**OBJECTIVE**: Can the data below be set down again exactly, line for line?

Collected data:
[Start]

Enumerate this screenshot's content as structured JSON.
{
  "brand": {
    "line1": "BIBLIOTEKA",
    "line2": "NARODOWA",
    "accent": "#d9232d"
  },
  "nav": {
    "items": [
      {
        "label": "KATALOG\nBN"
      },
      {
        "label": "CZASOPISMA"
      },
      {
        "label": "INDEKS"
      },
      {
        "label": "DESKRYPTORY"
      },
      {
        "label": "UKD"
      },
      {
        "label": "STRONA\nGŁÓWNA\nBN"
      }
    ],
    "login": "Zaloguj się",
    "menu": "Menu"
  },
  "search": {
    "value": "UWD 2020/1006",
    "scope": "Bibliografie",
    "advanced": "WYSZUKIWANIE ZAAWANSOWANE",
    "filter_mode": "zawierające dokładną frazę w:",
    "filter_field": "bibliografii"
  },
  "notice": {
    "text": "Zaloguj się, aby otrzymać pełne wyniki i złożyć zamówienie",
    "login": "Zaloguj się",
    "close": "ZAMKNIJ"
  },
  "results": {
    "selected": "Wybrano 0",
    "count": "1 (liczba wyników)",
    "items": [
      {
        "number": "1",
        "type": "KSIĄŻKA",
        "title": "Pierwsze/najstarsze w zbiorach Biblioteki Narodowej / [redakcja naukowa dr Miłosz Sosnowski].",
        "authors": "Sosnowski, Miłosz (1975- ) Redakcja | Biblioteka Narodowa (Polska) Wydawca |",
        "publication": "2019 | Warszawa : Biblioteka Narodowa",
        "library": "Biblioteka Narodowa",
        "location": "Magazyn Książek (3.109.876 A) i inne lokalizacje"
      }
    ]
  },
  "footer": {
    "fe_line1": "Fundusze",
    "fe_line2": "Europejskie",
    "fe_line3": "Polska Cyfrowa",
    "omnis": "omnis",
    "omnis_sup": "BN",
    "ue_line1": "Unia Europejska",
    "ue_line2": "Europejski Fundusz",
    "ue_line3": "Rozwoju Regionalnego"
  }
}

[End]

**TASK OUTPUT**:
Enumerate this screenshot's content as structured JSON.
{
  "brand": {
    "line1": "BIBLIOTEKA",
    "line2": "NARODOWA",
    "accent": "#d9232d"
  },
  "nav": {
    "items": [
      {
        "label": "KATALOG\nBN"
      },
      {
        "label": "CZASOPISMA"
      },
      {
        "label": "INDEKS"
      },
      {
        "label": "DESKRYPTORY"
      },
      {
        "label": "UKD"
      },
      {
        "label": "STRONA\nGŁÓWNA\nBN"
      }
    ],
    "login": "Zaloguj się",
    "menu": "Menu"
  },
  "search": {
    "value": "UWD 2020/1006",
    "scope": "Bibliografie",
    "advanced": "WYSZUKIWANIE ZAAWANSOWANE",
    "filter_mode": "zawierające dokładną frazę w:",
    "filter_field": "bibliografii"
  },
  "notice": {
    "text": "Zaloguj się, aby otrzymać pełne wyniki i złożyć zamówienie",
    "login": "Zaloguj się",
    "close": "ZAMKNIJ"
  },
  "results": {
    "selected": "Wybrano 0",
    "count": "1 (liczba wyników)",
    "items": [
      {
        "number": "1",
        "type": "KSIĄŻKA",
        "title": "Pierwsze/najstarsze w zbiorach Biblioteki Narodowej / [redakcja naukowa dr Miłosz Sosnowski].",
        "authors": "Sosnowski, Miłosz (1975- ) Redakcja | Biblioteka Narodowa (Polska) Wydawca |",
        "publication": "2019 | Warszawa : Biblioteka Narodowa",
        "library": "Biblioteka Narodowa",
        "location": "Magazyn Książek (3.109.876 A) i inne lokalizacje"
      }
    ]
  },
  "footer": {
    "fe_line1": "Fundusze",
    "fe_line2": "Europejskie",
    "fe_line3": "Polska Cyfrowa",
    "omnis": "omnis",
    "omnis_sup": "BN",
    "ue_line1": "Unia Europejska",
    "ue_line2": "Europejski Fundusz",
    "ue_line3": "Rozwoju Regionalnego"
  }
}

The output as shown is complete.